DIRECTIVE> Can you reproduce the data beneath, keeping every line exact?

# Start of RECORDS PROVIDED

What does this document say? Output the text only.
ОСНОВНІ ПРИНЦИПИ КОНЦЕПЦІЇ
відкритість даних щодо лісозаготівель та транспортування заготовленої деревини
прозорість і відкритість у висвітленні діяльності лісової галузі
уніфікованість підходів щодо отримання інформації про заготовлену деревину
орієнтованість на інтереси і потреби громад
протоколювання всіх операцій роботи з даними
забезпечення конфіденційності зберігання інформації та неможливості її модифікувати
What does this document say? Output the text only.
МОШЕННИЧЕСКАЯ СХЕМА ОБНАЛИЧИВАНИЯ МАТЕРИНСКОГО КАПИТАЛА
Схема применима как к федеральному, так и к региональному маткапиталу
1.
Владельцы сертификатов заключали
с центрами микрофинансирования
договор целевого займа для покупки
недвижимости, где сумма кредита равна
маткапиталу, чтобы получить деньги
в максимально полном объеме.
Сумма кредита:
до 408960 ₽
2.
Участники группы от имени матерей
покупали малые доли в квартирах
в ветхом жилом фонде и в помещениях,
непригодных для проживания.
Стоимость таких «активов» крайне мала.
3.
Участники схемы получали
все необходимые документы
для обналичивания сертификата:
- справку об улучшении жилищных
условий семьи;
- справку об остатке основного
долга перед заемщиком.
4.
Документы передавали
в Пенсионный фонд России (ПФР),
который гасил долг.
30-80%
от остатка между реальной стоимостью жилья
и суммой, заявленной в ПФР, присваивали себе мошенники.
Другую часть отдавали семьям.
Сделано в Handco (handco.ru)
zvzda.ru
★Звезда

# End of RECORDS PROVIDED

RESULT FOR THIS TASK>
What does this document say? Output the text only.
ОСНОВНІ ПРИНЦИПИ КОНЦЕПЦІЇ
відкритість даних щодо лісозаготівель та транспортування заготовленої деревини
прозорість і відкритість у висвітленні діяльності лісової галузі
уніфікованість підходів щодо отримання інформації про заготовлену деревину
орієнтованість на інтереси і потреби громад
протоколювання всіх операцій роботи з даними
забезпечення конфіденційності зберігання інформації та неможливості її модифікувати
What does this document say? Output the text only.
МОШЕННИЧЕСКАЯ СХЕМА ОБНАЛИЧИВАНИЯ МАТЕРИНСКОГО КАПИТАЛА
Схема применима как к федеральному, так и к региональному маткапиталу
1.
Владельцы сертификатов заключали
с центрами микрофинансирования
договор целевого займа для покупки
недвижимости, где сумма кредита равна
маткапиталу, чтобы получить деньги
в максимально полном объеме.
Сумма кредита:
до 408960 ₽
2.
Участники группы от имени матерей
покупали малые доли в квартирах
в ветхом жилом фонде и в помещениях,
непригодных для проживания.
Стоимость таких «активов» крайне мала.
3.
Участники схемы получали
все необходимые документы
для обналичивания сертификата:
- справку об улучшении жилищных
условий семьи;
- справку об остатке основного
долга перед заемщиком.
4.
Документы передавали
в Пенсионный фонд России (ПФР),
который гасил долг.
30-80%
от остатка между реальной стоимостью жилья
и суммой, заявленной в ПФР, присваивали себе мошенники.
Другую часть отдавали семьям.
Сделано в Handco (handco.ru)
zvzda.ru
★Звезда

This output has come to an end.